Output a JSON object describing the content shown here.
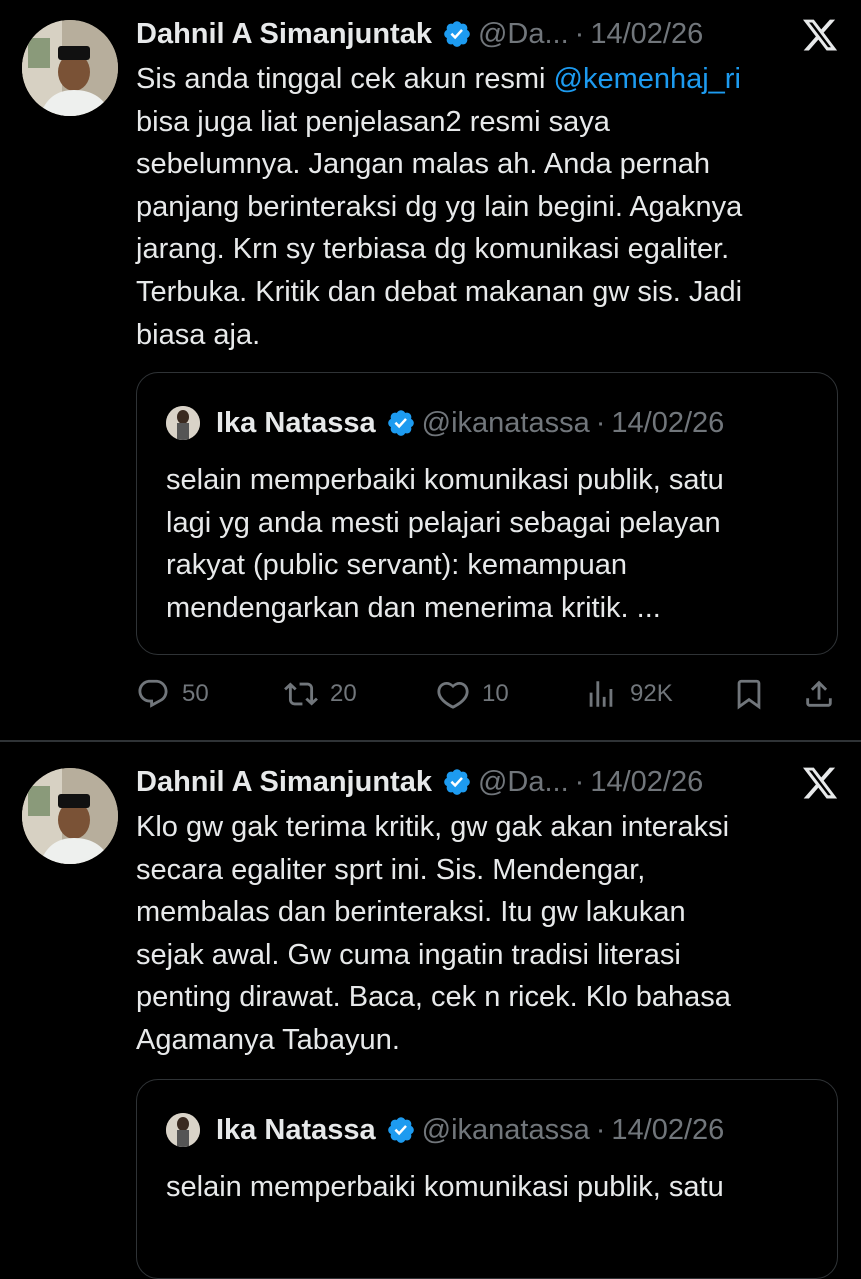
{
  "tweets": [
    {
      "author": {
        "name": "Dahnil A Simanjuntak",
        "handle": "@Da...",
        "date": "14/02/26"
      },
      "text_before_mention": "Sis anda tinggal cek akun resmi ",
      "mention": "@kemenhaj_ri",
      "text_after_mention": "\nbisa juga liat penjelasan2 resmi saya\nsebelumnya. Jangan malas ah. Anda pernah\npanjang berinteraksi dg yg lain begini. Agaknya\njarang. Krn sy terbiasa dg komunikasi egaliter.\nTerbuka. Kritik dan debat makanan gw sis. Jadi\nbiasa aja.",
      "quote": {
        "name": "Ika Natassa",
        "handle": "@ikanatassa",
        "date": "14/02/26",
        "text": "selain memperbaiki komunikasi publik, satu\nlagi yg anda mesti pelajari sebagai pelayan\nrakyat (public servant): kemampuan\nmendengarkan dan menerima kritik. ..."
      },
      "actions": {
        "replies": "50",
        "reposts": "20",
        "likes": "10",
        "views": "92K"
      }
    },
    {
      "author": {
        "name": "Dahnil A Simanjuntak",
        "handle": "@Da...",
        "date": "14/02/26"
      },
      "text": "Klo gw gak terima kritik, gw gak akan interaksi\nsecara egaliter sprt ini. Sis. Mendengar,\nmembalas dan berinteraksi. Itu gw lakukan\nsejak awal. Gw cuma ingatin tradisi literasi\npenting dirawat. Baca, cek n ricek. Klo bahasa\nAgamanya Tabayun.",
      "quote": {
        "name": "Ika Natassa",
        "handle": "@ikanatassa",
        "date": "14/02/26",
        "text": "selain memperbaiki komunikasi publik, satu"
      }
    }
  ],
  "separator": "·",
  "colors": {
    "background": "#000000",
    "text": "#e7e9ea",
    "muted": "#71767b",
    "link": "#1d9bf0",
    "border": "#2f3336"
  },
  "icons": [
    "verified-badge-icon",
    "x-logo-icon",
    "reply-icon",
    "repost-icon",
    "like-icon",
    "views-icon",
    "bookmark-icon",
    "share-icon"
  ]
}
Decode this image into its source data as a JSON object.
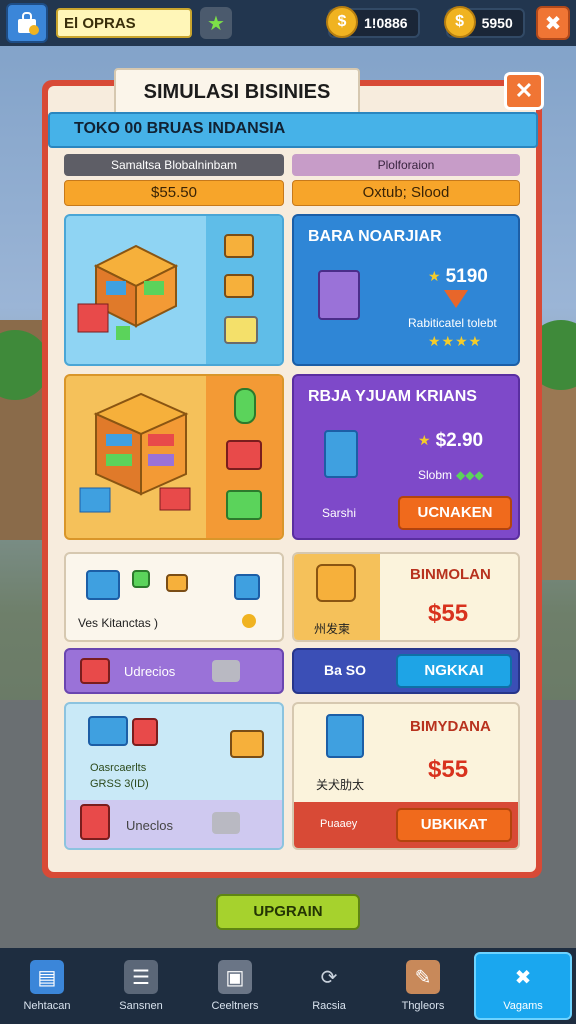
{
  "topbar": {
    "title_field": "El OPRAS",
    "currency_1": {
      "value": "1!0886",
      "icon": "coin-icon"
    },
    "currency_2": {
      "value": "5950",
      "icon": "coin-icon"
    }
  },
  "panel": {
    "title": "SIMULASI BISINIES",
    "banner": "TOKO 00 BRUAS INDANSIA",
    "stat_left": {
      "label": "Samaltsa Blobalninbam",
      "value": "$55.50"
    },
    "stat_right": {
      "label": "Plolforaion",
      "value": "Oxtub; Slood"
    }
  },
  "cards": {
    "card_a": {
      "title": "BARA NOARJIAR",
      "price": "5190",
      "sublabel": "Rabiticatel tolebt"
    },
    "card_b": {
      "title": "RBJA YJUAM KRIANS",
      "price": "$2.90",
      "sublabel": "Slobm",
      "caption": "Sarshi",
      "button": "UCNAKEN"
    },
    "card_c": {
      "caption": "Ves Kitanctas )"
    },
    "card_c_bar": {
      "label": "Udrecios"
    },
    "card_d": {
      "title": "BINMOLAN",
      "price": "$55",
      "caption": "州发柬"
    },
    "card_d_bar": {
      "label": "Ba SO",
      "button": "NGKKAI"
    },
    "card_e": {
      "caption_1": "Oasrcaerlts",
      "caption_2": "GRSS 3(ID)",
      "bar_label": "Uneclos"
    },
    "card_f": {
      "title": "BIMYDANA",
      "price": "$55",
      "caption": "关犬肋太",
      "bar_label": "Puaaey",
      "button": "UBKIKAT"
    }
  },
  "upgrade_button": "UPGRAIN",
  "bottom_nav": [
    {
      "label": "Nehtacan",
      "icon": "document-icon"
    },
    {
      "label": "Sansnen",
      "icon": "server-icon"
    },
    {
      "label": "Ceeltners",
      "icon": "camera-icon"
    },
    {
      "label": "Racsia",
      "icon": "refresh-icon"
    },
    {
      "label": "Thgleors",
      "icon": "pencil-icon"
    },
    {
      "label": "Vagams",
      "icon": "tools-icon"
    }
  ],
  "colors": {
    "panel_border": "#d84a36",
    "banner": "#46b2e8",
    "card_blue": "#2f86d6",
    "card_purple": "#7e49c9",
    "button_orange": "#f06a1c",
    "upgrade_green": "#a6d22d"
  }
}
..........
→ TASK BRIEF
Quote each line of the listing exactly, but leave the pictures out.

→ THE SOLUTION
Output a JSON object describing the content shown here.
{
  "tweets": [
    {
      "author": {
        "name": "Dahnil A Simanjuntak",
        "handle": "@Da...",
        "date": "14/02/26"
      },
      "text_before_mention": "Sis anda tinggal cek akun resmi ",
      "mention": "@kemenhaj_ri",
      "text_after_mention": "\nbisa juga liat penjelasan2 resmi saya\nsebelumnya. Jangan malas ah. Anda pernah\npanjang berinteraksi dg yg lain begini. Agaknya\njarang. Krn sy terbiasa dg komunikasi egaliter.\nTerbuka. Kritik dan debat makanan gw sis. Jadi\nbiasa aja.",
      "quote": {
        "name": "Ika Natassa",
        "handle": "@ikanatassa",
        "date": "14/02/26",
        "text": "selain memperbaiki komunikasi publik, satu\nlagi yg anda mesti pelajari sebagai pelayan\nrakyat (public servant): kemampuan\nmendengarkan dan menerima kritik. ..."
      },
      "actions": {
        "replies": "50",
        "reposts": "20",
        "likes": "10",
        "views": "92K"
      }
    },
    {
      "author": {
        "name": "Dahnil A Simanjuntak",
        "handle": "@Da...",
        "date": "14/02/26"
      },
      "text": "Klo gw gak terima kritik, gw gak akan interaksi\nsecara egaliter sprt ini. Sis. Mendengar,\nmembalas dan berinteraksi. Itu gw lakukan\nsejak awal. Gw cuma ingatin tradisi literasi\npenting dirawat. Baca, cek n ricek. Klo bahasa\nAgamanya Tabayun.",
      "quote": {
        "name": "Ika Natassa",
        "handle": "@ikanatassa",
        "date": "14/02/26",
        "text": "selain memperbaiki komunikasi publik, satu"
      }
    }
  ],
  "separator": "·",
  "colors": {
    "background": "#000000",
    "text": "#e7e9ea",
    "muted": "#71767b",
    "link": "#1d9bf0",
    "border": "#2f3336"
  },
  "icons": [
    "verified-badge-icon",
    "x-logo-icon",
    "reply-icon",
    "repost-icon",
    "like-icon",
    "views-icon",
    "bookmark-icon",
    "share-icon"
  ]
}
Decode this image into its source data as a JSON object.
{
  "topbar": {
    "title_field": "El OPRAS",
    "currency_1": {
      "value": "1!0886",
      "icon": "coin-icon"
    },
    "currency_2": {
      "value": "5950",
      "icon": "coin-icon"
    }
  },
  "panel": {
    "title": "SIMULASI BISINIES",
    "banner": "TOKO 00 BRUAS INDANSIA",
    "stat_left": {
      "label": "Samaltsa Blobalninbam",
      "value": "$55.50"
    },
    "stat_right": {
      "label": "Plolforaion",
      "value": "Oxtub; Slood"
    }
  },
  "cards": {
    "card_a": {
      "title": "BARA NOARJIAR",
      "price": "5190",
      "sublabel": "Rabiticatel tolebt"
    },
    "card_b": {
      "title": "RBJA YJUAM KRIANS",
      "price": "$2.90",
      "sublabel": "Slobm",
      "caption": "Sarshi",
      "button": "UCNAKEN"
    },
    "card_c": {
      "caption": "Ves Kitanctas )"
    },
    "card_c_bar": {
      "label": "Udrecios"
    },
    "card_d": {
      "title": "BINMOLAN",
      "price": "$55",
      "caption": "州发柬"
    },
    "card_d_bar": {
      "label": "Ba SO",
      "button": "NGKKAI"
    },
    "card_e": {
      "caption_1": "Oasrcaerlts",
      "caption_2": "GRSS 3(ID)",
      "bar_label": "Uneclos"
    },
    "card_f": {
      "title": "BIMYDANA",
      "price": "$55",
      "caption": "关犬肋太",
      "bar_label": "Puaaey",
      "button": "UBKIKAT"
    }
  },
  "upgrade_button": "UPGRAIN",
  "bottom_nav": [
    {
      "label": "Nehtacan",
      "icon": "document-icon"
    },
    {
      "label": "Sansnen",
      "icon": "server-icon"
    },
    {
      "label": "Ceeltners",
      "icon": "camera-icon"
    },
    {
      "label": "Racsia",
      "icon": "refresh-icon"
    },
    {
      "label": "Thgleors",
      "icon": "pencil-icon"
    },
    {
      "label": "Vagams",
      "icon": "tools-icon"
    }
  ],
  "colors": {
    "panel_border": "#d84a36",
    "banner": "#46b2e8",
    "card_blue": "#2f86d6",
    "card_purple": "#7e49c9",
    "button_orange": "#f06a1c",
    "upgrade_green": "#a6d22d"
  }
}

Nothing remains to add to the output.